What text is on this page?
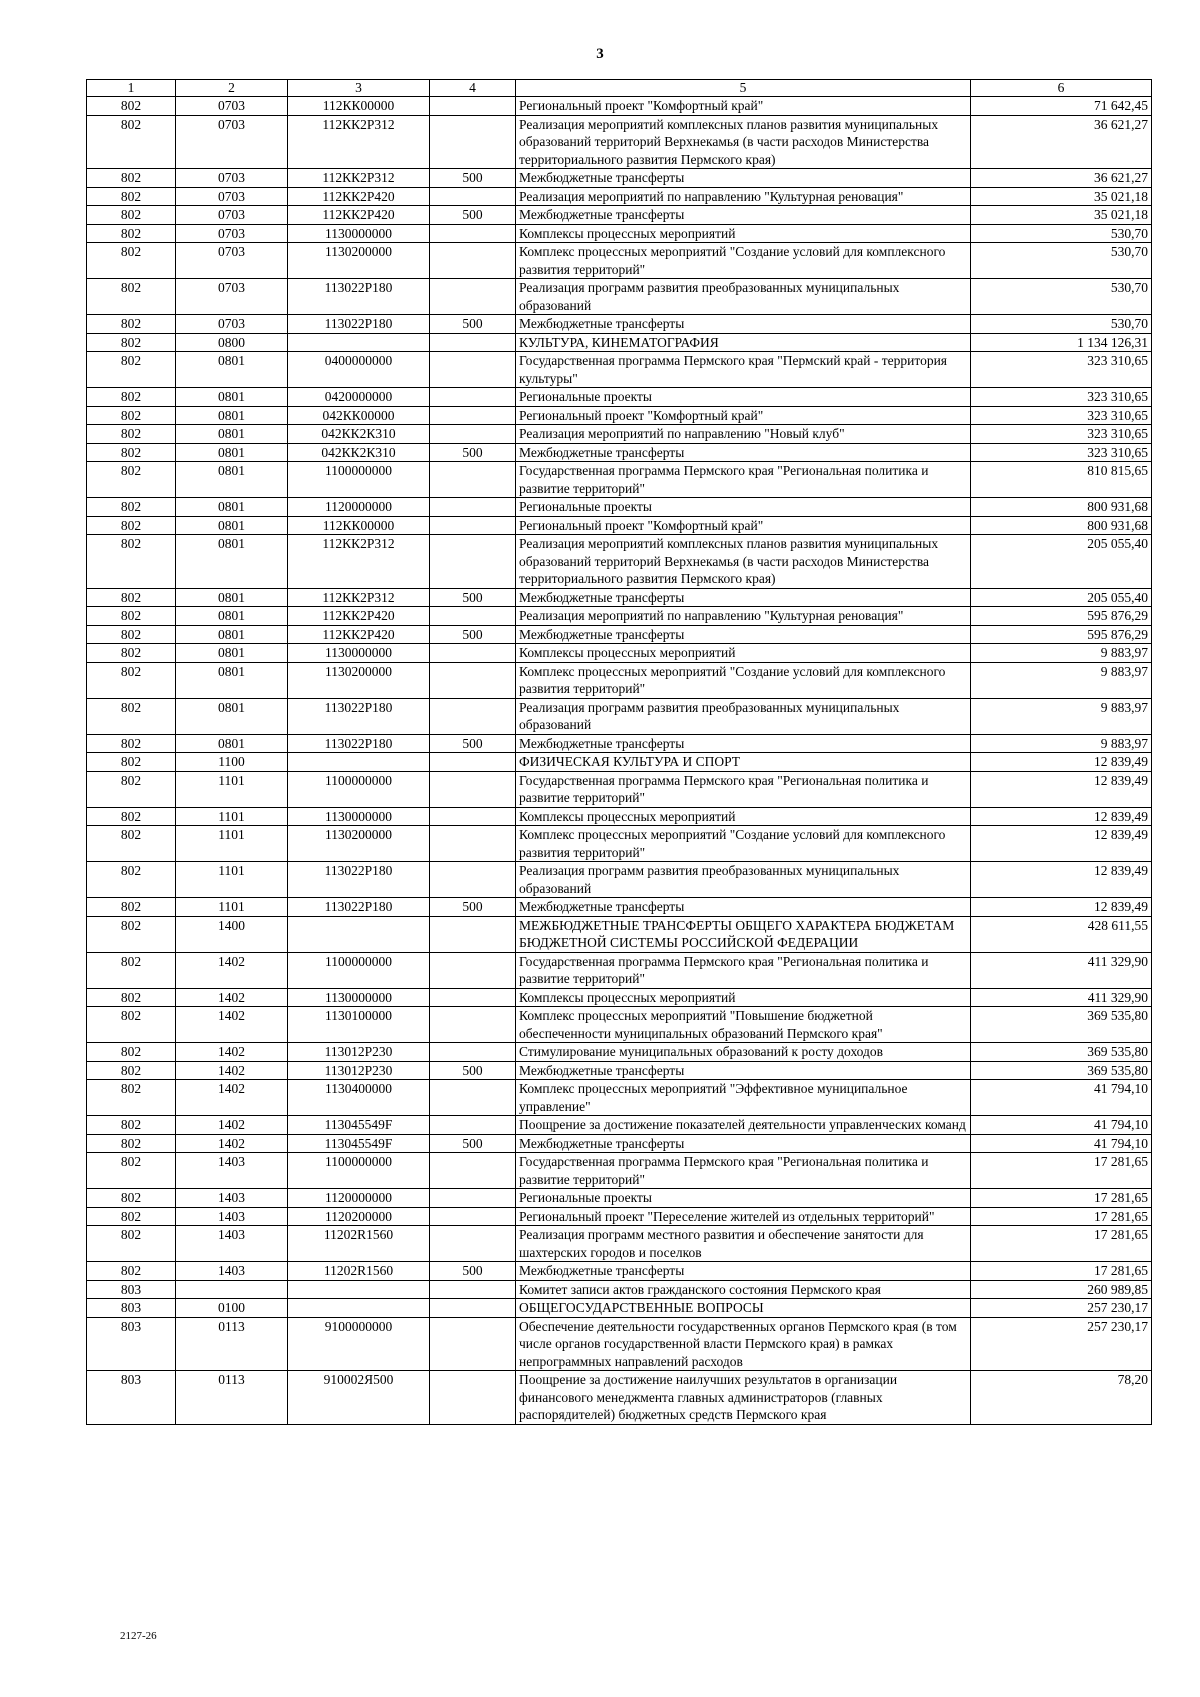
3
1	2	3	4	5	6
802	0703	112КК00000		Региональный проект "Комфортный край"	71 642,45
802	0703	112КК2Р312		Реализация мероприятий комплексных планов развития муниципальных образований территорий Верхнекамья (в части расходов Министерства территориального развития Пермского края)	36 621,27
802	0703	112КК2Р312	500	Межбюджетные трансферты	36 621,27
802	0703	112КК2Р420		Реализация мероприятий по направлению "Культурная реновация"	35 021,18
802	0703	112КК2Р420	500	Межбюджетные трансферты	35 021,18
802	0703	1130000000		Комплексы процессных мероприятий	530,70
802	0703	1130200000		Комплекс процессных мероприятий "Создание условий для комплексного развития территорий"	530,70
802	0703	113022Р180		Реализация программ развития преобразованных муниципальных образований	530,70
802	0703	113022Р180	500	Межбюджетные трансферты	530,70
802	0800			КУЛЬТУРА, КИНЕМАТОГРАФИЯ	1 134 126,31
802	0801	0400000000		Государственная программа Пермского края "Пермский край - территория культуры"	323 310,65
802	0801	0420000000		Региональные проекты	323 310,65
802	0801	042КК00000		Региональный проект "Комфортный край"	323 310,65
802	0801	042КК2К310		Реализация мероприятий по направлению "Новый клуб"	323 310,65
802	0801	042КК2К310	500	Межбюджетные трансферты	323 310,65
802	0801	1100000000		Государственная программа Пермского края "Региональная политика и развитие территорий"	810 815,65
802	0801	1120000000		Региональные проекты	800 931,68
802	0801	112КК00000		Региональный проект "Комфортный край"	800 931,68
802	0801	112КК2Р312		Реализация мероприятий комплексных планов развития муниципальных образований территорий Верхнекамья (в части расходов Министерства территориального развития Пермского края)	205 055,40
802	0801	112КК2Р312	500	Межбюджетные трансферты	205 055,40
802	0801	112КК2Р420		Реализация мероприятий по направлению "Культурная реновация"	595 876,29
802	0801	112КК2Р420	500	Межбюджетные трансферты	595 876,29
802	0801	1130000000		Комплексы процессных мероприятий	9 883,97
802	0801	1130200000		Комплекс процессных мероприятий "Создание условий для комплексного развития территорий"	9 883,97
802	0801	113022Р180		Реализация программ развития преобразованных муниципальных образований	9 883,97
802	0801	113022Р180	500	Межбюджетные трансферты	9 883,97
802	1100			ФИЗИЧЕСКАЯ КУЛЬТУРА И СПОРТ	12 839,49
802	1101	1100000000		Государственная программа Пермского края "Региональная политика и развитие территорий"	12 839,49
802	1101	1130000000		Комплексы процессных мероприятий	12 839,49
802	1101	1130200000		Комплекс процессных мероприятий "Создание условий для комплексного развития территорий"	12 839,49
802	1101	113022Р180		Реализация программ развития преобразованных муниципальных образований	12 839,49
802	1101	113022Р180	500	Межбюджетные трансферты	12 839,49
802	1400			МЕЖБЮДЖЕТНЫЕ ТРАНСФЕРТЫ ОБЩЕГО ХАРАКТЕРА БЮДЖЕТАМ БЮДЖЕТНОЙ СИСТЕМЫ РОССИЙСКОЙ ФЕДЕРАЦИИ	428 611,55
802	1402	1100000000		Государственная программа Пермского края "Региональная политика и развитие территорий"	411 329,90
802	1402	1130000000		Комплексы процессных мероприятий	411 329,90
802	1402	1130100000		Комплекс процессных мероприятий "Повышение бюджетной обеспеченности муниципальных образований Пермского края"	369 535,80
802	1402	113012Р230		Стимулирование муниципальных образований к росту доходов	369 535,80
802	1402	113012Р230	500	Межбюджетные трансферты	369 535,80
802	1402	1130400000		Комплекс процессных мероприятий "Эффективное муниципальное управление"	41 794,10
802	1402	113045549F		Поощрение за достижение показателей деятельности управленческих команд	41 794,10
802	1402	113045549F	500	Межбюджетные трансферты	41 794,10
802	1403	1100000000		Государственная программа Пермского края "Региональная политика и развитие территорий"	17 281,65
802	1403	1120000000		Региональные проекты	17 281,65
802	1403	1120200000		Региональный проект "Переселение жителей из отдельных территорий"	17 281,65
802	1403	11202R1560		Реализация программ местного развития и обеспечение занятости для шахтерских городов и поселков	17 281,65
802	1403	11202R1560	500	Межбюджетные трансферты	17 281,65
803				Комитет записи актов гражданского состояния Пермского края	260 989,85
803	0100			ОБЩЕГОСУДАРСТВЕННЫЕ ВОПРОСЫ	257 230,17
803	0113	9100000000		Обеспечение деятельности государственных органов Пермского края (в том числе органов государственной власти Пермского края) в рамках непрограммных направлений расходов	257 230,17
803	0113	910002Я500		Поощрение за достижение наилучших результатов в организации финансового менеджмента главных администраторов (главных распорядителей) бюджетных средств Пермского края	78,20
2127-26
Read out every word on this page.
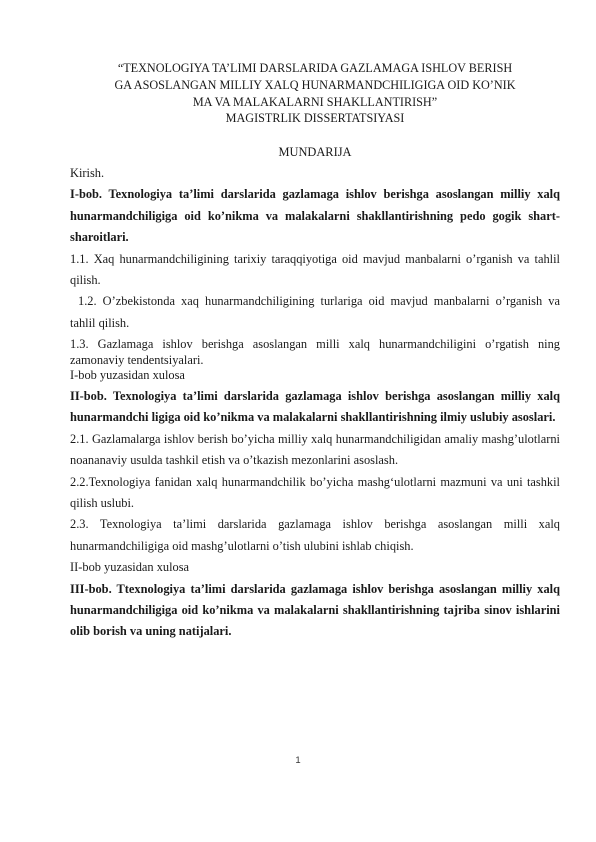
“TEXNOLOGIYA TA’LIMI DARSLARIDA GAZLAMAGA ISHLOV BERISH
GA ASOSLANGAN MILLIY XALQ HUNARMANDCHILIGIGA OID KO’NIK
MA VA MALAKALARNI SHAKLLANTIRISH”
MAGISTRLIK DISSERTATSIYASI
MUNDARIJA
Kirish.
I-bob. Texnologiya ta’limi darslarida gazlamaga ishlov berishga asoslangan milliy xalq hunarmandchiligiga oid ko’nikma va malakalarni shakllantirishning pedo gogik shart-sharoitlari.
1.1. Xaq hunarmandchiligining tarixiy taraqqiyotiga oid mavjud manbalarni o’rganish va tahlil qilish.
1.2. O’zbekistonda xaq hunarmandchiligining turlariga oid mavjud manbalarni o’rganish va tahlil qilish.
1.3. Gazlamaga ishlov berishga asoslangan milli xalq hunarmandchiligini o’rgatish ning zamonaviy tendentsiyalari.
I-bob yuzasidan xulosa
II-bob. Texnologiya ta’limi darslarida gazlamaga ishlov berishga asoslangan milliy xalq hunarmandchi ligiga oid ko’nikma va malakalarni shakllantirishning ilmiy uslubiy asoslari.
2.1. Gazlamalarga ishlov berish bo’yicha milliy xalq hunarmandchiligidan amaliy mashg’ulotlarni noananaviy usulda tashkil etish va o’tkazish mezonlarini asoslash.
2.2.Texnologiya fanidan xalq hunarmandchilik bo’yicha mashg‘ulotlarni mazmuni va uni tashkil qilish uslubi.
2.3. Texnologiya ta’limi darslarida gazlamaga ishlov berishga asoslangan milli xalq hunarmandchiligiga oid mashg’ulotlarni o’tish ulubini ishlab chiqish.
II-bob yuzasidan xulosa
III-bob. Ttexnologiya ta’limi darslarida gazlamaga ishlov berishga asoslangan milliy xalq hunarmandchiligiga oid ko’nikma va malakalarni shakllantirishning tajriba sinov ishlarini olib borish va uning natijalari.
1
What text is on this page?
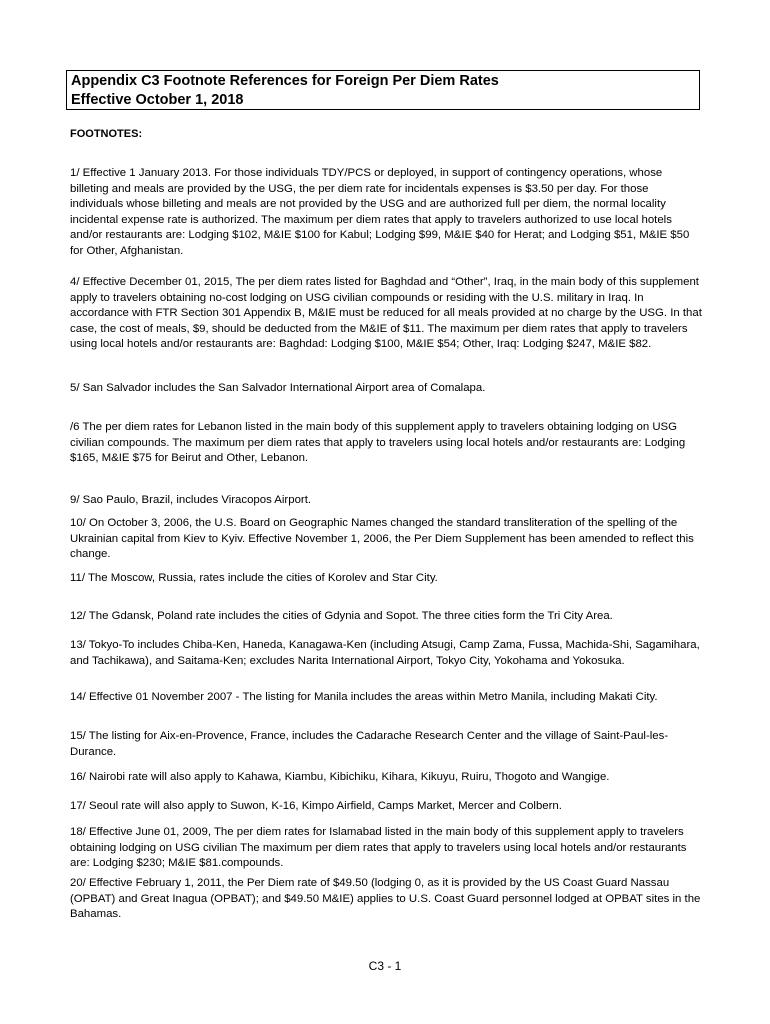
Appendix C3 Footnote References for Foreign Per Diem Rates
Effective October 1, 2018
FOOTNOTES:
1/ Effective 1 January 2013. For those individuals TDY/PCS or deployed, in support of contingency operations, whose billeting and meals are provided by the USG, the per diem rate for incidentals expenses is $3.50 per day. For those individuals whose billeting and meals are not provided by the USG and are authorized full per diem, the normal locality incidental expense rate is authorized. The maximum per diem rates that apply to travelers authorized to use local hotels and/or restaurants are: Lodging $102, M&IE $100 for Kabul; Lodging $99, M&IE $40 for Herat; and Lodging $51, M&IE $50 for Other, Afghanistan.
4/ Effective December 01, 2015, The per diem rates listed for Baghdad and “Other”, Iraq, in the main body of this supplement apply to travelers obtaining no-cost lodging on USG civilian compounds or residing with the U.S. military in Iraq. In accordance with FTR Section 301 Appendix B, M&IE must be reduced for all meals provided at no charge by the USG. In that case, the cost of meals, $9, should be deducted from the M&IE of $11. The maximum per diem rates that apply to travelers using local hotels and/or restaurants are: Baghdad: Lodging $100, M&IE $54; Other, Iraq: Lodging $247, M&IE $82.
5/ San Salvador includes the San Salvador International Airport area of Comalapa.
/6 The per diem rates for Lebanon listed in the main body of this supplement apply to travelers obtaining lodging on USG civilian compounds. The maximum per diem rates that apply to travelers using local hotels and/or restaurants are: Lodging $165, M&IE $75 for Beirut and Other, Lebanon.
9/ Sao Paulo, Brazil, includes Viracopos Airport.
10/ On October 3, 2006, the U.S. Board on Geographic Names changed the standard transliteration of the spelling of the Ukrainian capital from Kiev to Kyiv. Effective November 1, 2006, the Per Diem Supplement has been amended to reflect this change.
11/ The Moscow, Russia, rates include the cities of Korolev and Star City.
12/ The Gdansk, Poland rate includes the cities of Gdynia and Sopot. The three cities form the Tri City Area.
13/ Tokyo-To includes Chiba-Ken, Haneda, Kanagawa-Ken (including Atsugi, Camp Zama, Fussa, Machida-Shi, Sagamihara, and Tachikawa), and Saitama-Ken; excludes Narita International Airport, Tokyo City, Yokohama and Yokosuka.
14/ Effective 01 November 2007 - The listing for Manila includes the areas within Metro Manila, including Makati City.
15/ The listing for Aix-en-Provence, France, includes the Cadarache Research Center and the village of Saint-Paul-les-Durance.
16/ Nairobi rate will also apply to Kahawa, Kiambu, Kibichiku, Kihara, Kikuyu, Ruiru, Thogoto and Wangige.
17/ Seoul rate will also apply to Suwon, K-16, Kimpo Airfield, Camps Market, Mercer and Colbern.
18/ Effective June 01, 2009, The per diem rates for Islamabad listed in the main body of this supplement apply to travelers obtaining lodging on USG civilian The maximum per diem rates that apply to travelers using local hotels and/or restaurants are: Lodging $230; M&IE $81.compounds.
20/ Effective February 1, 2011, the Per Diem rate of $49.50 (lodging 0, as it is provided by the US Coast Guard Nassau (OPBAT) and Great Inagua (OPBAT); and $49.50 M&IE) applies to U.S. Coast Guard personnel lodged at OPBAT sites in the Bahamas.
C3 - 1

------------------------------------------------

### [Task description]
Using the records above, select and copy every line that has the word "also".

### [Problem solution]
16/ Nairobi rate will also apply to Kahawa, Kiambu, Kibichiku, Kihara, Kikuyu, Ruiru, Thogoto and Wangige.
17/ Seoul rate will also apply to Suwon, K-16, Kimpo Airfield, Camps Market, Mercer and Colbern.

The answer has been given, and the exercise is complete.